Stored entries
** Start **
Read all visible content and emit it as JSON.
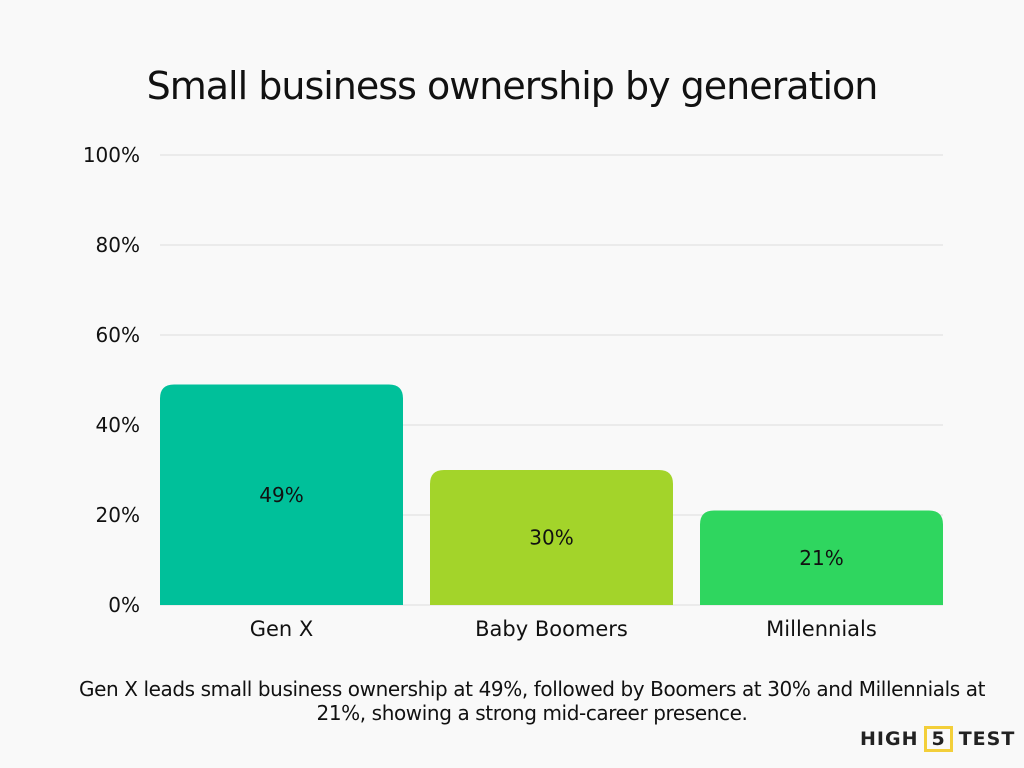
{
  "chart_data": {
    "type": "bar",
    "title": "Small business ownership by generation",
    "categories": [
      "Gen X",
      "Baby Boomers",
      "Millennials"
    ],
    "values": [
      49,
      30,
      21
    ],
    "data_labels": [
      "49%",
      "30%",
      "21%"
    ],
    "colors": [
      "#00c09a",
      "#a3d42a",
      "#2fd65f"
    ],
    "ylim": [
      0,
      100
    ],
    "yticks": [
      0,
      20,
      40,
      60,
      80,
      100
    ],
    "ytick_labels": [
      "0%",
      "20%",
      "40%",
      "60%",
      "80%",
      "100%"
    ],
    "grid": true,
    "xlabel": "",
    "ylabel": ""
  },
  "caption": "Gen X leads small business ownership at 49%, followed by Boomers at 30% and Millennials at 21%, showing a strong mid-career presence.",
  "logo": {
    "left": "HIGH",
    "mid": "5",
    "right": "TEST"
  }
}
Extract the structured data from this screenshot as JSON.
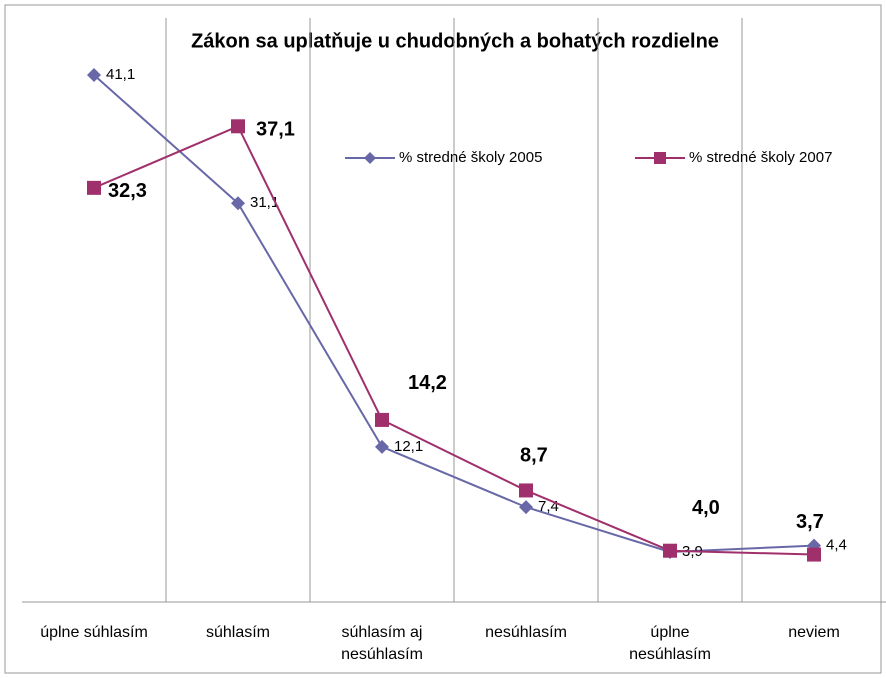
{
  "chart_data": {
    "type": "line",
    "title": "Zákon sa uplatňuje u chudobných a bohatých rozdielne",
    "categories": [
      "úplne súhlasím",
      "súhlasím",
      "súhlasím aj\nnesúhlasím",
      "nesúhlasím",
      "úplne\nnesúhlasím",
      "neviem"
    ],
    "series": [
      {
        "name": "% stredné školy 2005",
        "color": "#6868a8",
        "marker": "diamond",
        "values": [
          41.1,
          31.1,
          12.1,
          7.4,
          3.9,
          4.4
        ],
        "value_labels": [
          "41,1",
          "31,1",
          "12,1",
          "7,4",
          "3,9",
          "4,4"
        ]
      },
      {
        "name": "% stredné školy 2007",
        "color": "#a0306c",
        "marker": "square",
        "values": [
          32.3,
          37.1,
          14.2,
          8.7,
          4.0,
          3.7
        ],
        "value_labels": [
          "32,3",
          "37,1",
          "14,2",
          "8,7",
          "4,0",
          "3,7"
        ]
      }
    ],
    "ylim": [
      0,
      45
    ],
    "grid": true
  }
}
** End **
* _Goal_:
Beginning with the line containing "Extract the structured" and ending with the last line of the material, output each line exactly; do not include pictures.

* _Finished exercise_:
Extract the structured data from this screenshot as JSON.
{
  "chart_data": {
    "type": "line",
    "title": "Zákon sa uplatňuje u chudobných a bohatých rozdielne",
    "categories": [
      "úplne súhlasím",
      "súhlasím",
      "súhlasím aj\nnesúhlasím",
      "nesúhlasím",
      "úplne\nnesúhlasím",
      "neviem"
    ],
    "series": [
      {
        "name": "% stredné školy 2005",
        "color": "#6868a8",
        "marker": "diamond",
        "values": [
          41.1,
          31.1,
          12.1,
          7.4,
          3.9,
          4.4
        ],
        "value_labels": [
          "41,1",
          "31,1",
          "12,1",
          "7,4",
          "3,9",
          "4,4"
        ]
      },
      {
        "name": "% stredné školy 2007",
        "color": "#a0306c",
        "marker": "square",
        "values": [
          32.3,
          37.1,
          14.2,
          8.7,
          4.0,
          3.7
        ],
        "value_labels": [
          "32,3",
          "37,1",
          "14,2",
          "8,7",
          "4,0",
          "3,7"
        ]
      }
    ],
    "ylim": [
      0,
      45
    ],
    "grid": true
  }
}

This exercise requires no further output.